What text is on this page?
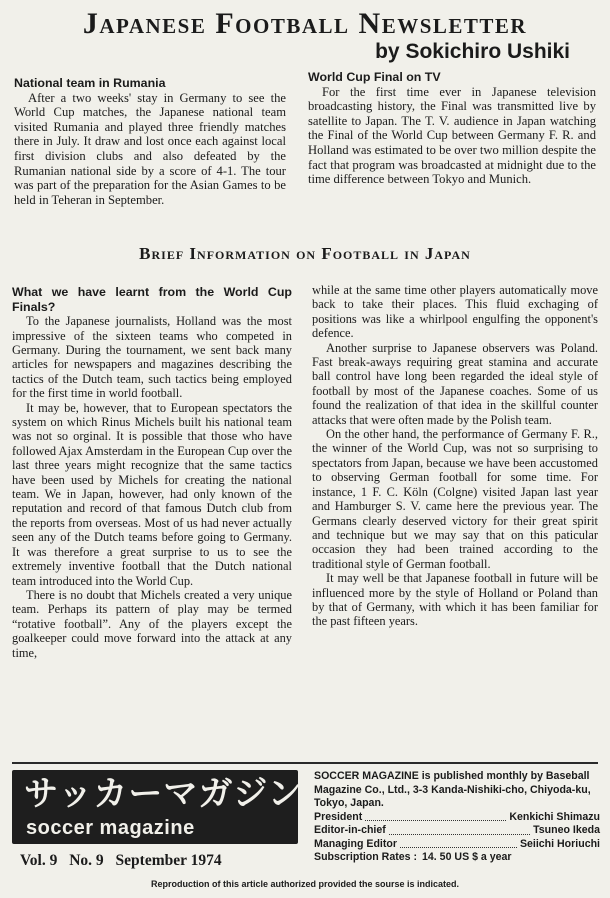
Japanese Football Newsletter
by Sokichiro Ushiki
National team in Rumania

After a two weeks' stay in Germany to see the World Cup matches, the Japanese national team visited Rumania and played three friendly matches there in July. It draw and lost once each against local first division clubs and also defeated by the Rumanian national side by a score of 4-1. The tour was part of the preparation for the Asian Games to be held in Teheran in September.

World Cup Final on TV

For the first time ever in Japanese television broadcasting history, the Final was transmitted live by satellite to Japan. The T. V. audience in Japan watching the Final of the World Cup between Germany F. R. and Holland was estimated to be over two million despite the fact that program was broadcasted at midnight due to the time difference between Tokyo and Munich.

Brief Information on Football in Japan
What we have learnt from the World Cup Finals?

To the Japanese journalists, Holland was the most impressive of the sixteen teams who competed in Germany. During the tournament, we sent back many articles for newspapers and magazines describing the tactics of the Dutch team, such tactics being employed for the first time in world football.

It may be, however, that to European spectators the system on which Rinus Michels built his national team was not so orginal. It is possible that those who have followed Ajax Amsterdam in the European Cup over the last three years might recognize that the same tactics have been used by Michels for creating the national team. We in Japan, however, had only known of the reputation and record of that famous Dutch club from the reports from overseas. Most of us had never actually seen any of the Dutch teams before going to Germany. It was therefore a great surprise to us to see the extremely inventive football that the Dutch national team introduced into the World Cup.

There is no doubt that Michels created a very unique team. Perhaps its pattern of play may be termed “rotative football”. Any of the players except the goalkeeper could move forward into the attack at any time,

while at the same time other players automatically move back to take their places. This fluid exchaging of positions was like a whirlpool engulfing the opponent's defence.

Another surprise to Japanese observers was Poland. Fast break-aways requiring great stamina and accurate ball control have long been regarded the ideal style of football by most of the Japanese coaches. Some of us found the realization of that idea in the skillful counter attacks that were often made by the Polish team.

On the other hand, the performance of Germany F. R., the winner of the World Cup, was not so surprising to spectators from Japan, because we have been accustomed to observing German football for some time. For instance, 1 F. C. Köln (Colgne) visited Japan last year and Hamburger S. V. came here the previous year. The Germans clearly deserved victory for their great spirit and technique but we may say that on this paticular occasion they had been trained according to the traditional style of German football.

It may well be that Japanese football in future will be influenced more by the style of Holland or Poland than by that of Germany, with which it has been familiar for the past fifteen years.

サッカーマガジン
soccer magazine
Vol. 9 No. 9 September 1974
SOCCER MAGAZINE is published monthly by Baseball Magazine Co., Ltd., 3-3 Kanda-Nishiki-cho, Chiyoda-ku, Tokyo, Japan.
President	Kenkichi Shimazu
Editor-in-chief	Tsuneo Ikeda
Managing Editor	Seiichi Horiuchi
Subscription Rates : 14. 50 US $ a year
Reproduction of this article authorized provided the sourse is indicated.
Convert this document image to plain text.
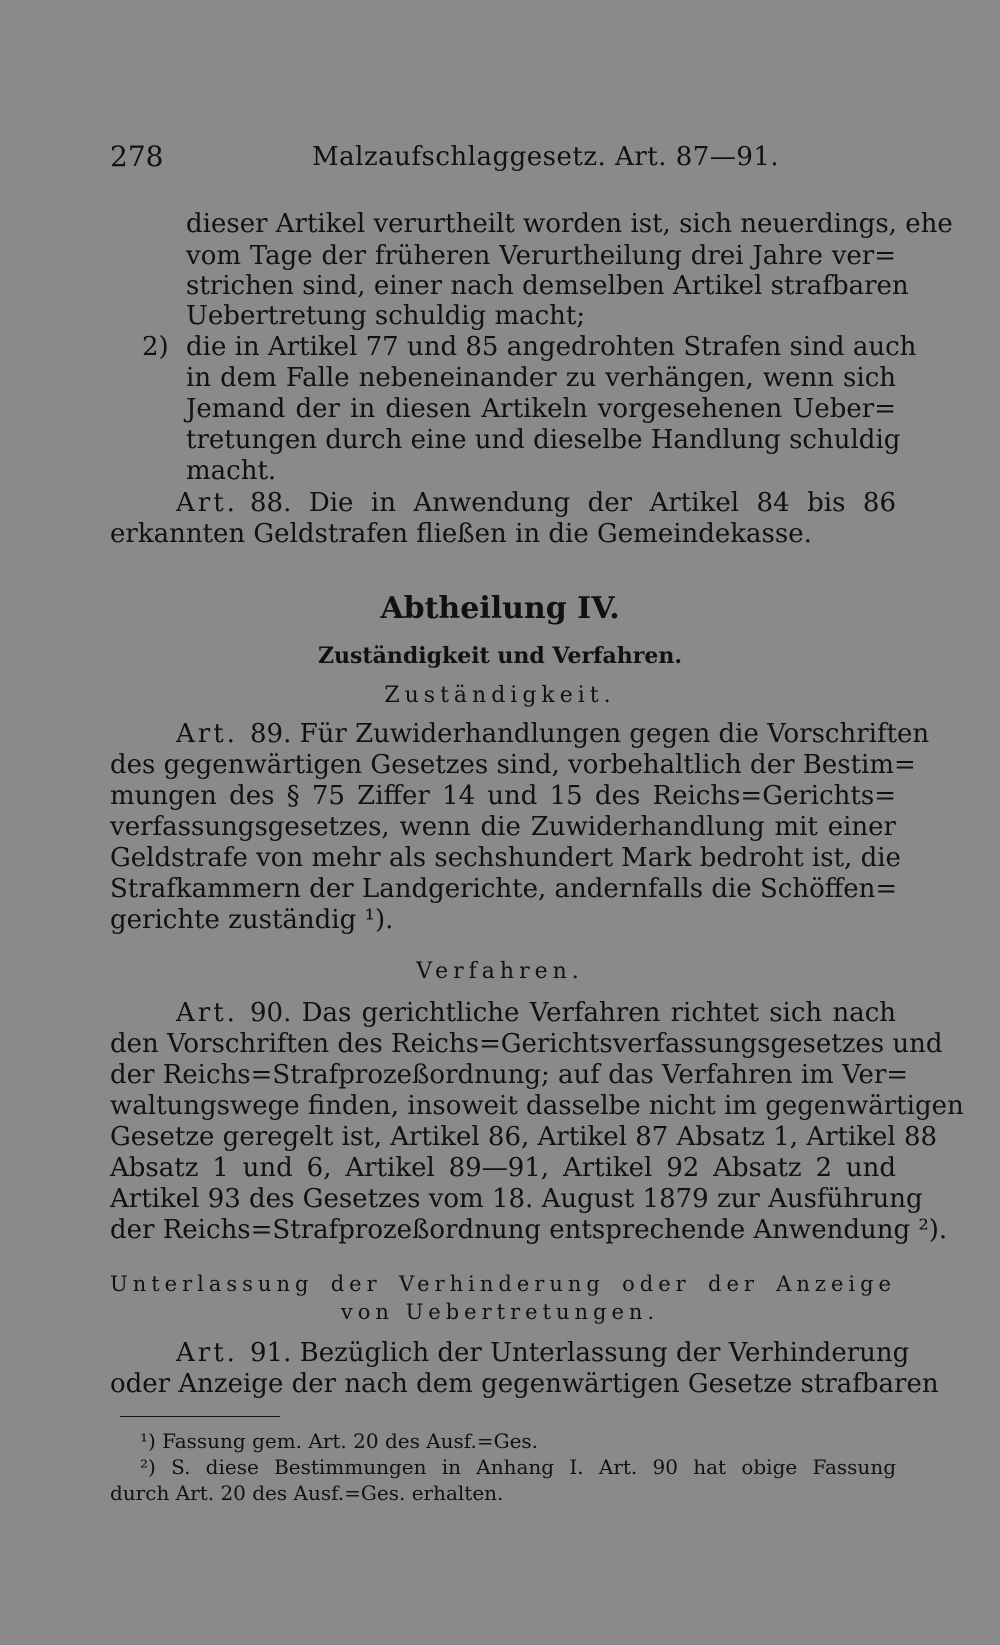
278	Malzaufschlaggesetz. Art. 87—91.
dieser Artikel verurtheilt worden ist, sich neuerdings, ehe
vom Tage der früheren Verurtheilung drei Jahre ver=
strichen sind, einer nach demselben Artikel strafbaren
Uebertretung schuldig macht;
2) die in Artikel 77 und 85 angedrohten Strafen sind auch
in dem Falle nebeneinander zu verhängen, wenn sich
Jemand der in diesen Artikeln vorgesehenen Ueber=
tretungen durch eine und dieselbe Handlung schuldig
macht.
Art. 88. Die in Anwendung der Artikel 84 bis 86
erkannten Geldstrafen fließen in die Gemeindekasse.
Abtheilung IV.
Zuständigkeit und Verfahren.
Zuständigkeit.
Art. 89. Für Zuwiderhandlungen gegen die Vorschriften
des gegenwärtigen Gesetzes sind, vorbehaltlich der Bestim=
mungen des § 75 Ziffer 14 und 15 des Reichs=Gerichts=
verfassungsgesetzes, wenn die Zuwiderhandlung mit einer
Geldstrafe von mehr als sechshundert Mark bedroht ist, die
Strafkammern der Landgerichte, andernfalls die Schöffen=
gerichte zuständig ¹).
Verfahren.
Art. 90. Das gerichtliche Verfahren richtet sich nach
den Vorschriften des Reichs=Gerichtsverfassungsgesetzes und
der Reichs=Strafprozeßordnung; auf das Verfahren im Ver=
waltungswege finden, insoweit dasselbe nicht im gegenwärtigen
Gesetze geregelt ist, Artikel 86, Artikel 87 Absatz 1, Artikel 88
Absatz 1 und 6, Artikel 89—91, Artikel 92 Absatz 2 und
Artikel 93 des Gesetzes vom 18. August 1879 zur Ausführung
der Reichs=Strafprozeßordnung entsprechende Anwendung ²).
Unterlassung der Verhinderung oder der Anzeige
von Uebertretungen.
Art. 91. Bezüglich der Unterlassung der Verhinderung
oder Anzeige der nach dem gegenwärtigen Gesetze strafbaren
¹) Fassung gem. Art. 20 des Ausf.=Ges.
²) S. diese Bestimmungen in Anhang I. Art. 90 hat obige Fassung
durch Art. 20 des Ausf.=Ges. erhalten.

····················

Replicate the material above verbatim; images stay out of the copy.

What text is on this page?
Japanese Football Newsletter
by Sokichiro Ushiki
National team in Rumania

After a two weeks' stay in Germany to see the World Cup matches, the Japanese national team visited Rumania and played three friendly matches there in July. It draw and lost once each against local first division clubs and also defeated by the Rumanian national side by a score of 4-1. The tour was part of the preparation for the Asian Games to be held in Teheran in September.

World Cup Final on TV

For the first time ever in Japanese television broadcasting history, the Final was transmitted live by satellite to Japan. The T. V. audience in Japan watching the Final of the World Cup between Germany F. R. and Holland was estimated to be over two million despite the fact that program was broadcasted at midnight due to the time difference between Tokyo and Munich.

Brief Information on Football in Japan
What we have learnt from the World Cup Finals?

To the Japanese journalists, Holland was the most impressive of the sixteen teams who competed in Germany. During the tournament, we sent back many articles for newspapers and magazines describing the tactics of the Dutch team, such tactics being employed for the first time in world football.

It may be, however, that to European spectators the system on which Rinus Michels built his national team was not so orginal. It is possible that those who have followed Ajax Amsterdam in the European Cup over the last three years might recognize that the same tactics have been used by Michels for creating the national team. We in Japan, however, had only known of the reputation and record of that famous Dutch club from the reports from overseas. Most of us had never actually seen any of the Dutch teams before going to Germany. It was therefore a great surprise to us to see the extremely inventive football that the Dutch national team introduced into the World Cup.

There is no doubt that Michels created a very unique team. Perhaps its pattern of play may be termed “rotative football”. Any of the players except the goalkeeper could move forward into the attack at any time,

while at the same time other players automatically move back to take their places. This fluid exchaging of positions was like a whirlpool engulfing the opponent's defence.

Another surprise to Japanese observers was Poland. Fast break-aways requiring great stamina and accurate ball control have long been regarded the ideal style of football by most of the Japanese coaches. Some of us found the realization of that idea in the skillful counter attacks that were often made by the Polish team.

On the other hand, the performance of Germany F. R., the winner of the World Cup, was not so surprising to spectators from Japan, because we have been accustomed to observing German football for some time. For instance, 1 F. C. Köln (Colgne) visited Japan last year and Hamburger S. V. came here the previous year. The Germans clearly deserved victory for their great spirit and technique but we may say that on this paticular occasion they had been trained according to the traditional style of German football.

It may well be that Japanese football in future will be influenced more by the style of Holland or Poland than by that of Germany, with which it has been familiar for the past fifteen years.

サッカーマガジン
soccer magazine
Vol. 9 No. 9 September 1974
SOCCER MAGAZINE is published monthly by Baseball Magazine Co., Ltd., 3-3 Kanda-Nishiki-cho, Chiyoda-ku, Tokyo, Japan.
President	Kenkichi Shimazu
Editor-in-chief	Tsuneo Ikeda
Managing Editor	Seiichi Horiuchi
Subscription Rates : 14. 50 US $ a year
Reproduction of this article authorized provided the sourse is indicated.
Convert this document image to plain text.
278	Malzaufschlaggesetz. Art. 87—91.
dieser Artikel verurtheilt worden ist, sich neuerdings, ehe
vom Tage der früheren Verurtheilung drei Jahre ver=
strichen sind, einer nach demselben Artikel strafbaren
Uebertretung schuldig macht;
2) die in Artikel 77 und 85 angedrohten Strafen sind auch
in dem Falle nebeneinander zu verhängen, wenn sich
Jemand der in diesen Artikeln vorgesehenen Ueber=
tretungen durch eine und dieselbe Handlung schuldig
macht.
Art. 88. Die in Anwendung der Artikel 84 bis 86
erkannten Geldstrafen fließen in die Gemeindekasse.
Abtheilung IV.
Zuständigkeit und Verfahren.
Zuständigkeit.
Art. 89. Für Zuwiderhandlungen gegen die Vorschriften
des gegenwärtigen Gesetzes sind, vorbehaltlich der Bestim=
mungen des § 75 Ziffer 14 und 15 des Reichs=Gerichts=
verfassungsgesetzes, wenn die Zuwiderhandlung mit einer
Geldstrafe von mehr als sechshundert Mark bedroht ist, die
Strafkammern der Landgerichte, andernfalls die Schöffen=
gerichte zuständig ¹).
Verfahren.
Art. 90. Das gerichtliche Verfahren richtet sich nach
den Vorschriften des Reichs=Gerichtsverfassungsgesetzes und
der Reichs=Strafprozeßordnung; auf das Verfahren im Ver=
waltungswege finden, insoweit dasselbe nicht im gegenwärtigen
Gesetze geregelt ist, Artikel 86, Artikel 87 Absatz 1, Artikel 88
Absatz 1 und 6, Artikel 89—91, Artikel 92 Absatz 2 und
Artikel 93 des Gesetzes vom 18. August 1879 zur Ausführung
der Reichs=Strafprozeßordnung entsprechende Anwendung ²).
Unterlassung der Verhinderung oder der Anzeige
von Uebertretungen.
Art. 91. Bezüglich der Unterlassung der Verhinderung
oder Anzeige der nach dem gegenwärtigen Gesetze strafbaren
¹) Fassung gem. Art. 20 des Ausf.=Ges.
²) S. diese Bestimmungen in Anhang I. Art. 90 hat obige Fassung
durch Art. 20 des Ausf.=Ges. erhalten.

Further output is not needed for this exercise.